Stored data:
--- --- ---
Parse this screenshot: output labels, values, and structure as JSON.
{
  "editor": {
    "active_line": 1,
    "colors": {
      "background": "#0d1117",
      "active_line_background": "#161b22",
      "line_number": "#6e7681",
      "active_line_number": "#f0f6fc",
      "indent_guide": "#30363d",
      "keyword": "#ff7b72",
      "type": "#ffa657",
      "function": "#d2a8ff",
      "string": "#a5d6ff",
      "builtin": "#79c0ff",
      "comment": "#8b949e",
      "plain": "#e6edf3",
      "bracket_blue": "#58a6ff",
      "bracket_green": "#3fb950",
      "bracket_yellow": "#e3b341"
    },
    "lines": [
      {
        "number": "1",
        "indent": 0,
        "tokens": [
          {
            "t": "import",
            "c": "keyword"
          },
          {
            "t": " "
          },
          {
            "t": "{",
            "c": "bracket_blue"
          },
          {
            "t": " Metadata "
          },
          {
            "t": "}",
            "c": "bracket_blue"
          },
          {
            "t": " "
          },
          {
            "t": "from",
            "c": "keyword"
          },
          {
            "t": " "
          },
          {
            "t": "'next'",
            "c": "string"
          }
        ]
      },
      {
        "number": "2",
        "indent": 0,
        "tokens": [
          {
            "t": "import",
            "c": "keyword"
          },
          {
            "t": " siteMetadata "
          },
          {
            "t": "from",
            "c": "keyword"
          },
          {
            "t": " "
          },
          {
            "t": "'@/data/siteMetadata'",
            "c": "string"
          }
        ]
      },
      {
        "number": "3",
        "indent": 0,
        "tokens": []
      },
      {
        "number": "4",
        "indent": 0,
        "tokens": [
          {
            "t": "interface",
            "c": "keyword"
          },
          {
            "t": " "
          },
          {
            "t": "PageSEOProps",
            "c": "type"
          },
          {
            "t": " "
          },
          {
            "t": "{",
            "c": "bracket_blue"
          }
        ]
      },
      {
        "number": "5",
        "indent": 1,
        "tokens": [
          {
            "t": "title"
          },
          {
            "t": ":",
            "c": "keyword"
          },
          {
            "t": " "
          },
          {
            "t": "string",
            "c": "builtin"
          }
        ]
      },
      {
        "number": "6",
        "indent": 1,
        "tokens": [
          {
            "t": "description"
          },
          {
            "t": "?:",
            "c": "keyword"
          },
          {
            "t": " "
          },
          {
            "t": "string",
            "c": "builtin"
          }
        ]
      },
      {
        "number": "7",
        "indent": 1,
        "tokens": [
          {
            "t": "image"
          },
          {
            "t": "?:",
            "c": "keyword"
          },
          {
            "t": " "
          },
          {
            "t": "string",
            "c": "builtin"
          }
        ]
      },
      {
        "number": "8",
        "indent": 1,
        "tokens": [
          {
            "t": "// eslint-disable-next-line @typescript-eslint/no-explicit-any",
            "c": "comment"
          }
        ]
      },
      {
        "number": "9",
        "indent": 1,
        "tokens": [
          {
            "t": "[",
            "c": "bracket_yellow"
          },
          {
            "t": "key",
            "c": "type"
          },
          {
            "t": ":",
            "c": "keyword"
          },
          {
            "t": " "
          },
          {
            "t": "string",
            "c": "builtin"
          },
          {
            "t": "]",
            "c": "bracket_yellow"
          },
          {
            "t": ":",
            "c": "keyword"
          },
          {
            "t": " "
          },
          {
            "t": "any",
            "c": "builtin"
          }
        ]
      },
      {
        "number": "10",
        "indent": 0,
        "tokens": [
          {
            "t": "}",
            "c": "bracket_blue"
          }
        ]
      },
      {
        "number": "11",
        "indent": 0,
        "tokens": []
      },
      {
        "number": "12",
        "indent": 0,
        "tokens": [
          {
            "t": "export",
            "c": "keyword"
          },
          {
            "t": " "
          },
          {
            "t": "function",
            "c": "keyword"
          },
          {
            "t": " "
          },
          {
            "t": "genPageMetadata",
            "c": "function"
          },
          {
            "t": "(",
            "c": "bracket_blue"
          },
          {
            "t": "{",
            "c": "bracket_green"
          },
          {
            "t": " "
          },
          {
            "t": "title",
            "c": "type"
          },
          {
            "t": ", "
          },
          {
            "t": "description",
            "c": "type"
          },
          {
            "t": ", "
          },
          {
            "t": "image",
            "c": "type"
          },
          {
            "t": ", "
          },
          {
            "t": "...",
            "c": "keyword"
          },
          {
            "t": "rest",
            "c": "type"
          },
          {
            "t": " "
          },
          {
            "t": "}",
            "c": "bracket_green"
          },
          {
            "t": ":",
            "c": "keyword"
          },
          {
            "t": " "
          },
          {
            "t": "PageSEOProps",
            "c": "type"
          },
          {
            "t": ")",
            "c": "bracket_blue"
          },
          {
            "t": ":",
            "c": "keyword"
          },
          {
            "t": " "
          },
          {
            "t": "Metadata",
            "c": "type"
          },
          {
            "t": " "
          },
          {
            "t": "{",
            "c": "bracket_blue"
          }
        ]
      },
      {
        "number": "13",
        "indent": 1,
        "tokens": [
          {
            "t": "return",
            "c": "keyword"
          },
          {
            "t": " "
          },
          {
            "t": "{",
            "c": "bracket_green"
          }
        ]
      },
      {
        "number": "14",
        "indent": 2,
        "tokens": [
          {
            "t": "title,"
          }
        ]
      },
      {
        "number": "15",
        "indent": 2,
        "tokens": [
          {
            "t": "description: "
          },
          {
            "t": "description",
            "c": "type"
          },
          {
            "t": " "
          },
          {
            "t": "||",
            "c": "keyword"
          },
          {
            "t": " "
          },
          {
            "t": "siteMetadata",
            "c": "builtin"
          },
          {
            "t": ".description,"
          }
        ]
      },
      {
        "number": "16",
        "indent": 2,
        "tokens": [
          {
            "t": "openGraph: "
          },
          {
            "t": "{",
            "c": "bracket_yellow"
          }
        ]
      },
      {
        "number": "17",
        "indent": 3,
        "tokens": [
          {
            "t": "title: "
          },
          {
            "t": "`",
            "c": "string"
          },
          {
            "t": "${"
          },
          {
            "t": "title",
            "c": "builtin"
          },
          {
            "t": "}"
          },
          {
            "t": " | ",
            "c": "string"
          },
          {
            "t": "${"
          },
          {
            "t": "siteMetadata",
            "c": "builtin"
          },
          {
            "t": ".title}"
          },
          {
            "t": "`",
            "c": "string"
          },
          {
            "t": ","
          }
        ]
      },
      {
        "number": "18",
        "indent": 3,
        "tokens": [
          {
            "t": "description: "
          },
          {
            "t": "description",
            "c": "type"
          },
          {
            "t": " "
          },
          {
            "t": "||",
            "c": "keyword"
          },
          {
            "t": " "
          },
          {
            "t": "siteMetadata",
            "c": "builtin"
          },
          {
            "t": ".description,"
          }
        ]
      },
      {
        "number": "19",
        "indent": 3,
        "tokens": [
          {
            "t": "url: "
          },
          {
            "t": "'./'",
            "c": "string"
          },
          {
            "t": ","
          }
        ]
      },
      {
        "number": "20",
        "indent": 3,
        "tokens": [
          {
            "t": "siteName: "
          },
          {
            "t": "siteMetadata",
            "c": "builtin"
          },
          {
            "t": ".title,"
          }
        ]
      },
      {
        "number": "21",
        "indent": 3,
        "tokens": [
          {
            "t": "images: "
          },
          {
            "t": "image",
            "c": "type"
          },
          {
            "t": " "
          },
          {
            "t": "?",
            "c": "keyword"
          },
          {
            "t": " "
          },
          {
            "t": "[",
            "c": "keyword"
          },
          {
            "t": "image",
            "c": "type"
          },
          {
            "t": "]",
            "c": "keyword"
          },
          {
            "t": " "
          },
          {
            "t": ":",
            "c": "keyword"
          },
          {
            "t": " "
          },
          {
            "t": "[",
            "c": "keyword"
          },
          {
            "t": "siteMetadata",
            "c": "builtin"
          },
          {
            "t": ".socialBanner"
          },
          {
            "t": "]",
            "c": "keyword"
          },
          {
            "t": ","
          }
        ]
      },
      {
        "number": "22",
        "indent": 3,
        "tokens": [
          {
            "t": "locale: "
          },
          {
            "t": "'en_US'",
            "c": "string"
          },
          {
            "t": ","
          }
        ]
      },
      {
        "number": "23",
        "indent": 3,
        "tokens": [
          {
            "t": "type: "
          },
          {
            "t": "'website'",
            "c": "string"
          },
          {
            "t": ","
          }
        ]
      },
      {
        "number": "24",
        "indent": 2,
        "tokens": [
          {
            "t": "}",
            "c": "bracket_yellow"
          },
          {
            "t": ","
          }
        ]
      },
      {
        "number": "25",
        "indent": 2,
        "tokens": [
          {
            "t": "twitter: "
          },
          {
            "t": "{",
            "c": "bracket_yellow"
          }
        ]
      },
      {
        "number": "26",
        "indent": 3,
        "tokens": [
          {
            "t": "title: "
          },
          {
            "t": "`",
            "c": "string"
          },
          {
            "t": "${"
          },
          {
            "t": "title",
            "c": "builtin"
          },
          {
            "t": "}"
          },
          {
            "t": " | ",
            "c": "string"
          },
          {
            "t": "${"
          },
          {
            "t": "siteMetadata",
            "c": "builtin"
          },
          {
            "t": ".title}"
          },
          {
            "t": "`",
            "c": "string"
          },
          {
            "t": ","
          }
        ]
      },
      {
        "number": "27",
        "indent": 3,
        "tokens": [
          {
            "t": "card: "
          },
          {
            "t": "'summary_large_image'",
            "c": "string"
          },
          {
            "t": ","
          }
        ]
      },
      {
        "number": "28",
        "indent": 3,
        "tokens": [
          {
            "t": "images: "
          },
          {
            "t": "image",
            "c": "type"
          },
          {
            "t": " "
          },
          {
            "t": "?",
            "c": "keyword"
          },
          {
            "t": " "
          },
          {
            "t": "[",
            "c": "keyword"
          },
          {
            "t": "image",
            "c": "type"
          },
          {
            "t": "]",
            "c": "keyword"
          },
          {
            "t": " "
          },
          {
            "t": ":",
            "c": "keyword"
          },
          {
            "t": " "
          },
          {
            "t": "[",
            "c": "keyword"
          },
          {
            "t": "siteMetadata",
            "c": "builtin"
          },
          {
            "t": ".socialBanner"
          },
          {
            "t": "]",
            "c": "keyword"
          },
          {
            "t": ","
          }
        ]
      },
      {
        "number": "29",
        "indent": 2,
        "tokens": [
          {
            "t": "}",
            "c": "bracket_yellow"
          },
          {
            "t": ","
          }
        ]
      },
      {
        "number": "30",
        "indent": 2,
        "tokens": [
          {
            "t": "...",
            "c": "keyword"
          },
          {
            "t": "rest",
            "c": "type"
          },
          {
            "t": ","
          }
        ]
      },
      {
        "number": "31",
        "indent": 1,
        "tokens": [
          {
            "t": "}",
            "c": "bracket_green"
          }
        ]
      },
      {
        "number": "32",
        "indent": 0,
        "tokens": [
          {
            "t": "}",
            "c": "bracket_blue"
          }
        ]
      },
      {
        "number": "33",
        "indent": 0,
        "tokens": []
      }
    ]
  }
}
--- --- ---
All lines that include "function" are to be gathered and copied.

      "function": "#d2a8ff",
            "t": "function",
            "c": "function"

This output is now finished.